Exercise details: Each line of the material must be returned exactly.

Stored entries

◆ ◆ ◆ ◆ ◆

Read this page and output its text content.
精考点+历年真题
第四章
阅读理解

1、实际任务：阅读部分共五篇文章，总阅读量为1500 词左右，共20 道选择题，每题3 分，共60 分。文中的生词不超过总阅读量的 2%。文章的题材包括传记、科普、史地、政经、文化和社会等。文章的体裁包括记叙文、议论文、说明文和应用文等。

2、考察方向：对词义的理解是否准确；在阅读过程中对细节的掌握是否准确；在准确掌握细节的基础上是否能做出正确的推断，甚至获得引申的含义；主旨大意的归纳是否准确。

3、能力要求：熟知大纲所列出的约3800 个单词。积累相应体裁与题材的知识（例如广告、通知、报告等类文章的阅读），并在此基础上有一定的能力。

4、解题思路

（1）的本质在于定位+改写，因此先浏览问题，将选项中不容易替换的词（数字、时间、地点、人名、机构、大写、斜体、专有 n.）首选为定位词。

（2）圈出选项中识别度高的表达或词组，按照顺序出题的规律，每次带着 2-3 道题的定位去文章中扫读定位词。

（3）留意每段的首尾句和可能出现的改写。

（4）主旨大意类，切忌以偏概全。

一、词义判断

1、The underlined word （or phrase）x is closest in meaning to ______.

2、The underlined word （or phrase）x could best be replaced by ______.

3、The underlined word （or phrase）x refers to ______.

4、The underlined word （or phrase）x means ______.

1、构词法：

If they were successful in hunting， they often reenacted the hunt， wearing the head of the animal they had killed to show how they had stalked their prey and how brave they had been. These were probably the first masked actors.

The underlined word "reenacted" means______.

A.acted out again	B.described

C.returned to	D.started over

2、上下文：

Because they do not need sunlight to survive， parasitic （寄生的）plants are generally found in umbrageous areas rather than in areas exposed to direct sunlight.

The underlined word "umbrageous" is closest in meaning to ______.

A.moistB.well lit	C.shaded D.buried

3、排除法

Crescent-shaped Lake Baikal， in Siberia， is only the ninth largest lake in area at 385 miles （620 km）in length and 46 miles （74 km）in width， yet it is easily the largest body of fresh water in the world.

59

◆ ◆ ◆ ◆ ◆

Final answer:
Read this page and output its text content.
精考点+历年真题
第四章
阅读理解

1、实际任务：阅读部分共五篇文章，总阅读量为1500 词左右，共20 道选择题，每题3 分，共60 分。文中的生词不超过总阅读量的 2%。文章的题材包括传记、科普、史地、政经、文化和社会等。文章的体裁包括记叙文、议论文、说明文和应用文等。

2、考察方向：对词义的理解是否准确；在阅读过程中对细节的掌握是否准确；在准确掌握细节的基础上是否能做出正确的推断，甚至获得引申的含义；主旨大意的归纳是否准确。

3、能力要求：熟知大纲所列出的约3800 个单词。积累相应体裁与题材的知识（例如广告、通知、报告等类文章的阅读），并在此基础上有一定的能力。

4、解题思路

（1）的本质在于定位+改写，因此先浏览问题，将选项中不容易替换的词（数字、时间、地点、人名、机构、大写、斜体、专有 n.）首选为定位词。

（2）圈出选项中识别度高的表达或词组，按照顺序出题的规律，每次带着 2-3 道题的定位去文章中扫读定位词。

（3）留意每段的首尾句和可能出现的改写。

（4）主旨大意类，切忌以偏概全。

一、词义判断

1、The underlined word （or phrase）x is closest in meaning to ______.

2、The underlined word （or phrase）x could best be replaced by ______.

3、The underlined word （or phrase）x refers to ______.

4、The underlined word （or phrase）x means ______.

1、构词法：

If they were successful in hunting， they often reenacted the hunt， wearing the head of the animal they had killed to show how they had stalked their prey and how brave they had been. These were probably the first masked actors.

The underlined word "reenacted" means______.

A.acted out again	B.described

C.returned to	D.started over

2、上下文：

Because they do not need sunlight to survive， parasitic （寄生的）plants are generally found in umbrageous areas rather than in areas exposed to direct sunlight.

The underlined word "umbrageous" is closest in meaning to ______.

A.moistB.well lit	C.shaded D.buried

3、排除法

Crescent-shaped Lake Baikal， in Siberia， is only the ninth largest lake in area at 385 miles （620 km）in length and 46 miles （74 km）in width， yet it is easily the largest body of fresh water in the world.

59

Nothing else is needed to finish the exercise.